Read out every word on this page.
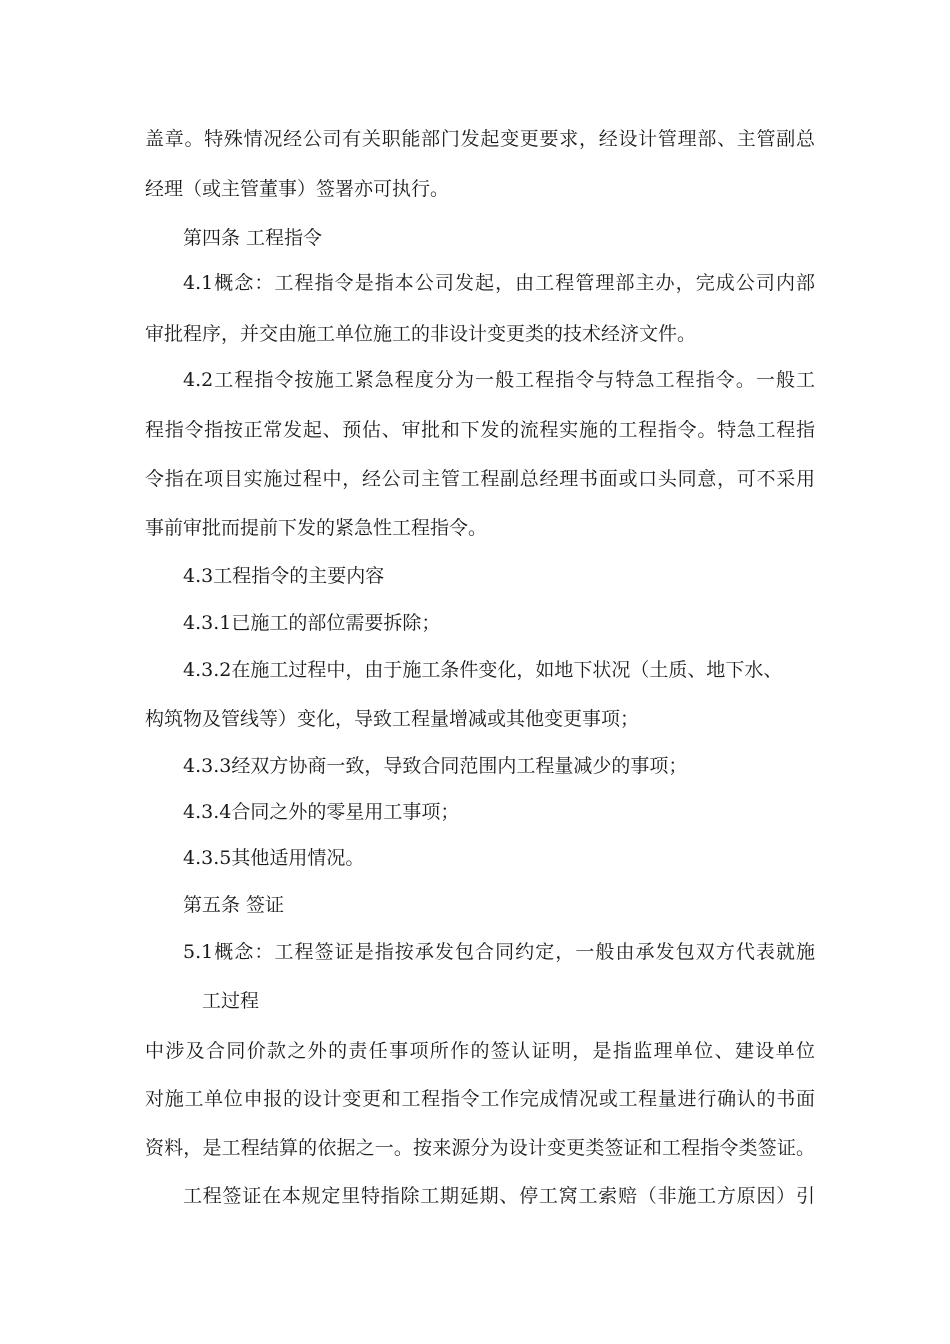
盖章。特殊情况经公司有关职能部门发起变更要求，经设计管理部、主管副总
经理（或主管董事）签署亦可执行。
第四条 工程指令
4.1概念：工程指令是指本公司发起，由工程管理部主办，完成公司内部
审批程序，并交由施工单位施工的非设计变更类的技术经济文件。
4.2工程指令按施工紧急程度分为一般工程指令与特急工程指令。一般工
程指令指按正常发起、预估、审批和下发的流程实施的工程指令。特急工程指
令指在项目实施过程中，经公司主管工程副总经理书面或口头同意，可不采用
事前审批而提前下发的紧急性工程指令。
4.3工程指令的主要内容
4.3.1已施工的部位需要拆除；
4.3.2在施工过程中，由于施工条件变化，如地下状况（土质、地下水、
构筑物及管线等）变化，导致工程量增减或其他变更事项；
4.3.3经双方协商一致，导致合同范围内工程量减少的事项；
4.3.4合同之外的零星用工事项；
4.3.5其他适用情况。
第五条 签证
5.1概念：工程签证是指按承发包合同约定，一般由承发包双方代表就施
工过程
中涉及合同价款之外的责任事项所作的签认证明，是指监理单位、建设单位
对施工单位申报的设计变更和工程指令工作完成情况或工程量进行确认的书面
资料，是工程结算的依据之一。按来源分为设计变更类签证和工程指令类签证。
工程签证在本规定里特指除工期延期、停工窝工索赔（非施工方原因）引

What is required:
Reproduce all of the material above word for word. Omit the pictures.

Correct answer:
Read out every word on this page.
盖章。特殊情况经公司有关职能部门发起变更要求，经设计管理部、主管副总
经理（或主管董事）签署亦可执行。
第四条 工程指令
4.1概念：工程指令是指本公司发起，由工程管理部主办，完成公司内部
审批程序，并交由施工单位施工的非设计变更类的技术经济文件。
4.2工程指令按施工紧急程度分为一般工程指令与特急工程指令。一般工
程指令指按正常发起、预估、审批和下发的流程实施的工程指令。特急工程指
令指在项目实施过程中，经公司主管工程副总经理书面或口头同意，可不采用
事前审批而提前下发的紧急性工程指令。
4.3工程指令的主要内容
4.3.1已施工的部位需要拆除；
4.3.2在施工过程中，由于施工条件变化，如地下状况（土质、地下水、
构筑物及管线等）变化，导致工程量增减或其他变更事项；
4.3.3经双方协商一致，导致合同范围内工程量减少的事项；
4.3.4合同之外的零星用工事项；
4.3.5其他适用情况。
第五条 签证
5.1概念：工程签证是指按承发包合同约定，一般由承发包双方代表就施
工过程
中涉及合同价款之外的责任事项所作的签认证明，是指监理单位、建设单位
对施工单位申报的设计变更和工程指令工作完成情况或工程量进行确认的书面
资料，是工程结算的依据之一。按来源分为设计变更类签证和工程指令类签证。
工程签证在本规定里特指除工期延期、停工窝工索赔（非施工方原因）引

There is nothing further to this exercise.